Reproduce verbatim the material between the lines holding "Localize all elements." and "paper-tile[interactable]: Paper 18", inclusive.

▸ RECORD LIST
>>>
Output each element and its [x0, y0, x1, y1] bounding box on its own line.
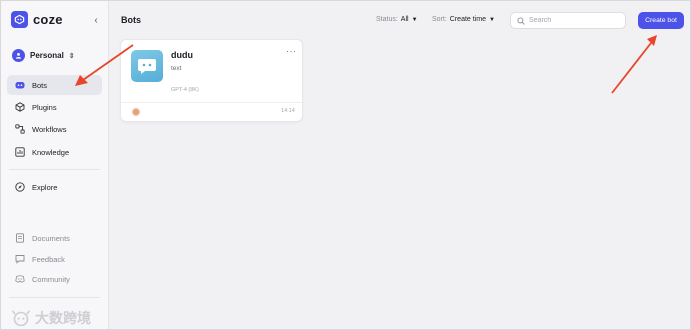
<<<
>>>
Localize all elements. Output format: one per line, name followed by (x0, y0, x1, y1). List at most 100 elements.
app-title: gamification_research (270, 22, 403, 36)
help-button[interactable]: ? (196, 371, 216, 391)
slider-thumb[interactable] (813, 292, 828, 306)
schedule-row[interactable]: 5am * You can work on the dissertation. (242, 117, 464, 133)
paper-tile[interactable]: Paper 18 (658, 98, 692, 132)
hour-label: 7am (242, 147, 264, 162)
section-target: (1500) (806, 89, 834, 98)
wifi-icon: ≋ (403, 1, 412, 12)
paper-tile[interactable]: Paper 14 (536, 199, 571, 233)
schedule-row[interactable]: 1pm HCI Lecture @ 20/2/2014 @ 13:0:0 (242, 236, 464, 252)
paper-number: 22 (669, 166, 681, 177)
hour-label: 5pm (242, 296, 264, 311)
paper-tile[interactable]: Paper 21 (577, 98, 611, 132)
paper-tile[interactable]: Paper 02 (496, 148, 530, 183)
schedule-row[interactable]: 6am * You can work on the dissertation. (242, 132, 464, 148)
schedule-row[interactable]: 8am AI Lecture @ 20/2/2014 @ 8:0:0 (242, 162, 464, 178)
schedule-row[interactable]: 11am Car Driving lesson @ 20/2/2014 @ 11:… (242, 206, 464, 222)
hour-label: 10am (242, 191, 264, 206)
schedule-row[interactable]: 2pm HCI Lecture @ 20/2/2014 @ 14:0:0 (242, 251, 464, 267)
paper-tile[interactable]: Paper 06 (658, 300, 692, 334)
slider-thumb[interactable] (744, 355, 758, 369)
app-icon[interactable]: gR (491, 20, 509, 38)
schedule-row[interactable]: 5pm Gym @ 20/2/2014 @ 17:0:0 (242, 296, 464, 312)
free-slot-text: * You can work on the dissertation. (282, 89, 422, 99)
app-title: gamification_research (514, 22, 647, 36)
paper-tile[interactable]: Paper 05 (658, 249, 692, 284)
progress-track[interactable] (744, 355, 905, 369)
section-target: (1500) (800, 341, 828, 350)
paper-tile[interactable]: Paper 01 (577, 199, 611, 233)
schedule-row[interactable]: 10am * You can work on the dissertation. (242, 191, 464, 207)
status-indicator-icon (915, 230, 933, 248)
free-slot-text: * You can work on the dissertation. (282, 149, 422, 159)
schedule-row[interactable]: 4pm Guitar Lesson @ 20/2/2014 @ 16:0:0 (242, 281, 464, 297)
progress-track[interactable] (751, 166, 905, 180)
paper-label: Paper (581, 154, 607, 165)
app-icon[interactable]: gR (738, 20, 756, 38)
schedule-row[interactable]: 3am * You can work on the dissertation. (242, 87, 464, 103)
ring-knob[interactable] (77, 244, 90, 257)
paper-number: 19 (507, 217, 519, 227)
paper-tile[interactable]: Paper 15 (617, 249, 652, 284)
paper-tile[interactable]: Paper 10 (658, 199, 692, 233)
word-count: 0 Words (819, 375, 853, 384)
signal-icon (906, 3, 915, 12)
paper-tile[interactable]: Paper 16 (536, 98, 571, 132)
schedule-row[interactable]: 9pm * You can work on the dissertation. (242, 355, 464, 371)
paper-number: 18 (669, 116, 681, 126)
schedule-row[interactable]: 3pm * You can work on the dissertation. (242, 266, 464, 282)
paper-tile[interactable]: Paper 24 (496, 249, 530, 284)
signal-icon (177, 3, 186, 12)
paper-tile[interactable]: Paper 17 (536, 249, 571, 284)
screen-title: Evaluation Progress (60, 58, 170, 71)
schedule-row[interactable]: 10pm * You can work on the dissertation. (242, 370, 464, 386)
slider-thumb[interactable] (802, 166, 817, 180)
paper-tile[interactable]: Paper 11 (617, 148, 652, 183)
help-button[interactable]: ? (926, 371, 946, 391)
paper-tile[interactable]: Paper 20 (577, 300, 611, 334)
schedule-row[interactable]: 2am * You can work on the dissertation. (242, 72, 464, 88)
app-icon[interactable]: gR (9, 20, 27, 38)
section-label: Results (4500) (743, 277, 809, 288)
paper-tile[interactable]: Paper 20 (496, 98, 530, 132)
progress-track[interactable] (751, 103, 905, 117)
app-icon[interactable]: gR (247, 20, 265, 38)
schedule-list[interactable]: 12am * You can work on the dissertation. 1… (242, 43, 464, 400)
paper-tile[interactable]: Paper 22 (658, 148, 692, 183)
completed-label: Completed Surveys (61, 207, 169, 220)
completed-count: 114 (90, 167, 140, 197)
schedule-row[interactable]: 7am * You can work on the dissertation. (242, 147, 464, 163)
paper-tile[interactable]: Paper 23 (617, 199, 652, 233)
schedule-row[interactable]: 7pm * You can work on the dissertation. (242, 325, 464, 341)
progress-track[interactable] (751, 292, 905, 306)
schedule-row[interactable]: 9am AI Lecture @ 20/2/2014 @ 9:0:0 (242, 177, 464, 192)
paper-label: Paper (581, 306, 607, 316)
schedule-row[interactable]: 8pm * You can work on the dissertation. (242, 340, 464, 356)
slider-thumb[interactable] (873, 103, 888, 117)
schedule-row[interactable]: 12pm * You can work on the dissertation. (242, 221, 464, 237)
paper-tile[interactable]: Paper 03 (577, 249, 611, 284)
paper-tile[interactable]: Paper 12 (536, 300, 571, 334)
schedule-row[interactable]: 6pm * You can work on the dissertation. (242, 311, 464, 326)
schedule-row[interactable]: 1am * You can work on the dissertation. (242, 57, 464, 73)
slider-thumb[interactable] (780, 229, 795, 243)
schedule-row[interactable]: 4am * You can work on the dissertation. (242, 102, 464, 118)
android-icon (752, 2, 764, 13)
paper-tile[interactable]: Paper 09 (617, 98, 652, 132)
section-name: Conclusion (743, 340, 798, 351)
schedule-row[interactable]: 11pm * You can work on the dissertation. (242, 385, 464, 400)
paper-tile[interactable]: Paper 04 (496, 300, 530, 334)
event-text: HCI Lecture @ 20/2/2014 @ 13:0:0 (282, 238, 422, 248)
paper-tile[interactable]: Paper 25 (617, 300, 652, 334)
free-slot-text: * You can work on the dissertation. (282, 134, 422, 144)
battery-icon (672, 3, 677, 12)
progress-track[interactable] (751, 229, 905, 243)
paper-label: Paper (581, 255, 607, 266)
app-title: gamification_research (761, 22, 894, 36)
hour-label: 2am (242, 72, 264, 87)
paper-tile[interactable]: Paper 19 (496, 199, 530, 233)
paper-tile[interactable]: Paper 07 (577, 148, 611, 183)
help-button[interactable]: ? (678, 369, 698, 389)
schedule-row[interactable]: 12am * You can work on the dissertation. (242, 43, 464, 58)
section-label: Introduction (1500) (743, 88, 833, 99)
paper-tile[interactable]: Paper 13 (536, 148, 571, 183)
<<<
▸ CORRECT RESPONSE
Localize all elements. Output format: one per line, name followed by (x0, y0, x1, y1). List at most 100 elements.
app-title: gamification_research (270, 22, 403, 36)
help-button[interactable]: ? (196, 371, 216, 391)
slider-thumb[interactable] (813, 292, 828, 306)
schedule-row[interactable]: 5am * You can work on the dissertation. (242, 117, 464, 133)
paper-tile[interactable]: Paper 18 (658, 98, 692, 132)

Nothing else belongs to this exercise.